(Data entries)
---

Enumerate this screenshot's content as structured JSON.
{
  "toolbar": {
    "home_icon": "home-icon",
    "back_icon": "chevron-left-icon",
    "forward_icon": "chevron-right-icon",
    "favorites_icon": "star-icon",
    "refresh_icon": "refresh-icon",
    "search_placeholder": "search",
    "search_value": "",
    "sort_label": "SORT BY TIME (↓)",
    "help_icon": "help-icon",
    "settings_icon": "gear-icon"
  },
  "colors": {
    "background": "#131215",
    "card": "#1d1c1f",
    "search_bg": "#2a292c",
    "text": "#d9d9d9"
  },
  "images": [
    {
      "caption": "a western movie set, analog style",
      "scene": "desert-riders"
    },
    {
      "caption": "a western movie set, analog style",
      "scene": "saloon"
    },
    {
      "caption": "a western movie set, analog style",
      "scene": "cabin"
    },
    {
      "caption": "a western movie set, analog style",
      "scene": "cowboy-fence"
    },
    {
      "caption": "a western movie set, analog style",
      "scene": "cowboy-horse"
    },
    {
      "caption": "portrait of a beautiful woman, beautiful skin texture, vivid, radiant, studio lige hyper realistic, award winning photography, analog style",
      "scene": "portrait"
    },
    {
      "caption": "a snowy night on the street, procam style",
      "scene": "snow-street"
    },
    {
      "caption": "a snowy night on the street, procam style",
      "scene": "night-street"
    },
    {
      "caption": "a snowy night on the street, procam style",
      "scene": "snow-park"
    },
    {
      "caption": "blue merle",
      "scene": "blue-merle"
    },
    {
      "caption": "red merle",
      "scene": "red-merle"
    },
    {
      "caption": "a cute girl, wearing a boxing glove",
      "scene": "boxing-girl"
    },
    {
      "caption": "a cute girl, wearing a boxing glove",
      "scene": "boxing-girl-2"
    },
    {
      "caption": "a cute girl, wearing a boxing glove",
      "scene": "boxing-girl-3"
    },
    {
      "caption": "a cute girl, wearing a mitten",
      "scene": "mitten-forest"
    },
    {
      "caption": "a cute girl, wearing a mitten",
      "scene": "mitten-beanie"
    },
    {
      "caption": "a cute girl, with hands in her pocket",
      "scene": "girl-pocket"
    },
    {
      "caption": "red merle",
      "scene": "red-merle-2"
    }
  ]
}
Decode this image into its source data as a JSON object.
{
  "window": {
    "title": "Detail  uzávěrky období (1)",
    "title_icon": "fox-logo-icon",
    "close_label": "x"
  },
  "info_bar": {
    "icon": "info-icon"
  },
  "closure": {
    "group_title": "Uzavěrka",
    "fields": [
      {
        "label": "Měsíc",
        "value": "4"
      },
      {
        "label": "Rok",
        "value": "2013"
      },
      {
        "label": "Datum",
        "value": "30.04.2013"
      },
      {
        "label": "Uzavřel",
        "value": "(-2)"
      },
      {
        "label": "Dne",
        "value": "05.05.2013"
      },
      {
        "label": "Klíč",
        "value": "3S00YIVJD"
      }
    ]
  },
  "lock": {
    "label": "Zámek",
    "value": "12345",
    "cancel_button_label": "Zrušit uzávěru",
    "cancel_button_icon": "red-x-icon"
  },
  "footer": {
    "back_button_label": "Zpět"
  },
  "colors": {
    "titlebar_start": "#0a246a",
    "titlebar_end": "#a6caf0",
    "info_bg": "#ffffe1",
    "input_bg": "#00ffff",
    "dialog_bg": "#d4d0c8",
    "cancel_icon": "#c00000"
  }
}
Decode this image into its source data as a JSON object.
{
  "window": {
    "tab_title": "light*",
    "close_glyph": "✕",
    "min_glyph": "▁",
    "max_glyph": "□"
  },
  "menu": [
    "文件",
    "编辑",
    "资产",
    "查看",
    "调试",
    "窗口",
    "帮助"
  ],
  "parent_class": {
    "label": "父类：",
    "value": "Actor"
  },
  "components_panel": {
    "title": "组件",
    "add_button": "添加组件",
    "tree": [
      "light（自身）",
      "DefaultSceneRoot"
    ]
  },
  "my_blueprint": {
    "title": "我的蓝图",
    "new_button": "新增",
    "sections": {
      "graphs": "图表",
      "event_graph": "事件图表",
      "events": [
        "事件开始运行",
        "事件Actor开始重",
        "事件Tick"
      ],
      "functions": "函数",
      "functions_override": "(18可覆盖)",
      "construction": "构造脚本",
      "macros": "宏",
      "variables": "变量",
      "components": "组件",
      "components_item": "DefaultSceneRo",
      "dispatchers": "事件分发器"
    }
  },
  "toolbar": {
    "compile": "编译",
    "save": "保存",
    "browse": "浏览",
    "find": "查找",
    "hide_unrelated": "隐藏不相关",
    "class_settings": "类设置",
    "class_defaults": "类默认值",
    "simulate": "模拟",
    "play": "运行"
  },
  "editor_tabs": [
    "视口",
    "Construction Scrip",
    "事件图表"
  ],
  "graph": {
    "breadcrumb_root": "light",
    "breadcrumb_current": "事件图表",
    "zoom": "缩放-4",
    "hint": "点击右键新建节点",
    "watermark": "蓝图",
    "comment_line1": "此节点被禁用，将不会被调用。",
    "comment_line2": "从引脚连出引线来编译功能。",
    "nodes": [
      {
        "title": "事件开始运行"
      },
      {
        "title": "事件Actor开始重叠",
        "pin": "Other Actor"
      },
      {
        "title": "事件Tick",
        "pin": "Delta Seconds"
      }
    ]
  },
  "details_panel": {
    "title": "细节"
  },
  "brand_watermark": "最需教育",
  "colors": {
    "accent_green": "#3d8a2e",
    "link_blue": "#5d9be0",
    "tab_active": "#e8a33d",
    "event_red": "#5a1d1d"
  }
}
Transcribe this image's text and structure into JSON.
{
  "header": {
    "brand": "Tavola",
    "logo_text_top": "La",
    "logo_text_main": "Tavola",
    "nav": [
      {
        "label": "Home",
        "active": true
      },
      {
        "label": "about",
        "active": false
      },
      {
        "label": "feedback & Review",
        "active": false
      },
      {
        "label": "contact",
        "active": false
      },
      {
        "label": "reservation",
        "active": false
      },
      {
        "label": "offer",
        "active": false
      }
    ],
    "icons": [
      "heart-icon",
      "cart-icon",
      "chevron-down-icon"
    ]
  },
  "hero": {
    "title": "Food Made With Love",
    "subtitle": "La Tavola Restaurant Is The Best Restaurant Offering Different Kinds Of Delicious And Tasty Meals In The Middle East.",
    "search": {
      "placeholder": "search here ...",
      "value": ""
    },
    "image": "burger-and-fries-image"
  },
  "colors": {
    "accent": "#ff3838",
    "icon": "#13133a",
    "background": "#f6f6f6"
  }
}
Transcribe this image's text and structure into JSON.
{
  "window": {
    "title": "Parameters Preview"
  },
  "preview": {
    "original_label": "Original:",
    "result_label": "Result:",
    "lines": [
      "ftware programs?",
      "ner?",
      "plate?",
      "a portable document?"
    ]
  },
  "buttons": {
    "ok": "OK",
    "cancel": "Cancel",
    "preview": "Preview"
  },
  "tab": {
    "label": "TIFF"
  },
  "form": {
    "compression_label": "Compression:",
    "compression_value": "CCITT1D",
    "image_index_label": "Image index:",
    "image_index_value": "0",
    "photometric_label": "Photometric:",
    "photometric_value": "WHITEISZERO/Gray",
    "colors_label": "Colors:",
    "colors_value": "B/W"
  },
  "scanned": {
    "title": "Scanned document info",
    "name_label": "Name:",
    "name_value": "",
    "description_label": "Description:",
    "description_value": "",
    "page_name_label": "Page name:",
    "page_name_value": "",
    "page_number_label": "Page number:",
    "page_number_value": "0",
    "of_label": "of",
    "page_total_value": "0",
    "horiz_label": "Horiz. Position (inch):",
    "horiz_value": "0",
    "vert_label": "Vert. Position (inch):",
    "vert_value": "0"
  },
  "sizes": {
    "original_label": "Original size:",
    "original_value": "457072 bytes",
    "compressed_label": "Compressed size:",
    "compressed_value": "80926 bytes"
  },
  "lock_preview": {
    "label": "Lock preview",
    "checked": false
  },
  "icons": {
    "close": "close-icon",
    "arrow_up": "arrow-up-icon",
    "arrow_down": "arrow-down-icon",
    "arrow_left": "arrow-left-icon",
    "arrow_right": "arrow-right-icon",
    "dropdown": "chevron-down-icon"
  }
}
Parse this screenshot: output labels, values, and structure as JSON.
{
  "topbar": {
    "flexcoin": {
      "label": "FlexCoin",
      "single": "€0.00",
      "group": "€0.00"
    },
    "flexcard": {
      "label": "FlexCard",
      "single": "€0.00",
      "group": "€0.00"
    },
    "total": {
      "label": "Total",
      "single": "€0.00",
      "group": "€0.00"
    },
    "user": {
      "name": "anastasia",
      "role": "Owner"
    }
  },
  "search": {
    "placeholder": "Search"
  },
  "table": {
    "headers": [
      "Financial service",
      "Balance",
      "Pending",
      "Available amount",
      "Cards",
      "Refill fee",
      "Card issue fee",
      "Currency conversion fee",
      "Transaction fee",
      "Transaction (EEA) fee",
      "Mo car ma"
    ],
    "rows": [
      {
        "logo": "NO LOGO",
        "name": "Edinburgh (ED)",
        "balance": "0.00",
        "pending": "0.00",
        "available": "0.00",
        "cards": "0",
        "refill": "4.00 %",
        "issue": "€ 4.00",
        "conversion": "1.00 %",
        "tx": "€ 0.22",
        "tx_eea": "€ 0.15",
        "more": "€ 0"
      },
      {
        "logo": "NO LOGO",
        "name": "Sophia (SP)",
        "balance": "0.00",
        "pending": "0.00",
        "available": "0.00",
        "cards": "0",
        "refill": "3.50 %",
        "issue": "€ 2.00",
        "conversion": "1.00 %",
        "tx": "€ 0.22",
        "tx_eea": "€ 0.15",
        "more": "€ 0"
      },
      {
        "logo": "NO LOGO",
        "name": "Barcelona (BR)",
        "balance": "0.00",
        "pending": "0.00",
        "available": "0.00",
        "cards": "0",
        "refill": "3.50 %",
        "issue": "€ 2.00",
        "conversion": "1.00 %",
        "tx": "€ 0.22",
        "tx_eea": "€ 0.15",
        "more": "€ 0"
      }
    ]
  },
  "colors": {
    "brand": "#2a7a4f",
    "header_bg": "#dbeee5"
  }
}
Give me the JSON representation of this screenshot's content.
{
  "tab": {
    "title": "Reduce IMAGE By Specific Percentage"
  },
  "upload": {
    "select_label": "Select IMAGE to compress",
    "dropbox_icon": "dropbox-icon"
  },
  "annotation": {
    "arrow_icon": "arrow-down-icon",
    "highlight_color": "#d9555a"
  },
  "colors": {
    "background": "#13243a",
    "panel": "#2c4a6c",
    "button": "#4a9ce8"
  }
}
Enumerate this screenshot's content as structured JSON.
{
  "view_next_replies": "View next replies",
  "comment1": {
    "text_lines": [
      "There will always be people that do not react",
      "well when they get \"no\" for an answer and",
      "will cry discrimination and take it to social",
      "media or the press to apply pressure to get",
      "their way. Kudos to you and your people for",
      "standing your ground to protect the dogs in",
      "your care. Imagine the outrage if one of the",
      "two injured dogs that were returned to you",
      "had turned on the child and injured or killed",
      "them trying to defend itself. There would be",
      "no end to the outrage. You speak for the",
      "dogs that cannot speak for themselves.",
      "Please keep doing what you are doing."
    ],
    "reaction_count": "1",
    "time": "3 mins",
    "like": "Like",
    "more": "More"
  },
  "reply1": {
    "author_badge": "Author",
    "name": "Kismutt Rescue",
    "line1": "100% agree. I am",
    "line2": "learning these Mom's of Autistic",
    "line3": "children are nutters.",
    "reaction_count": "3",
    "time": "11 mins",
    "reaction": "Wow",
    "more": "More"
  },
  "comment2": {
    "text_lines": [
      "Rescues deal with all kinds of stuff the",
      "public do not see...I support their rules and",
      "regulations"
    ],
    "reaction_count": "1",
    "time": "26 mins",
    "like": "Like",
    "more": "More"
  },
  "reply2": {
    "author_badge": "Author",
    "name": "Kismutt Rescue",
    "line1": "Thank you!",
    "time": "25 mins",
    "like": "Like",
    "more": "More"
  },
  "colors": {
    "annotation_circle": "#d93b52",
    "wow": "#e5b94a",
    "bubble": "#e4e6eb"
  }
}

---

Problem details:
Identify each line in the records above that contains the word "Transaction", and copy it out in full.

Finished answer:
      "Transaction fee",
      "Transaction (EEA) fee",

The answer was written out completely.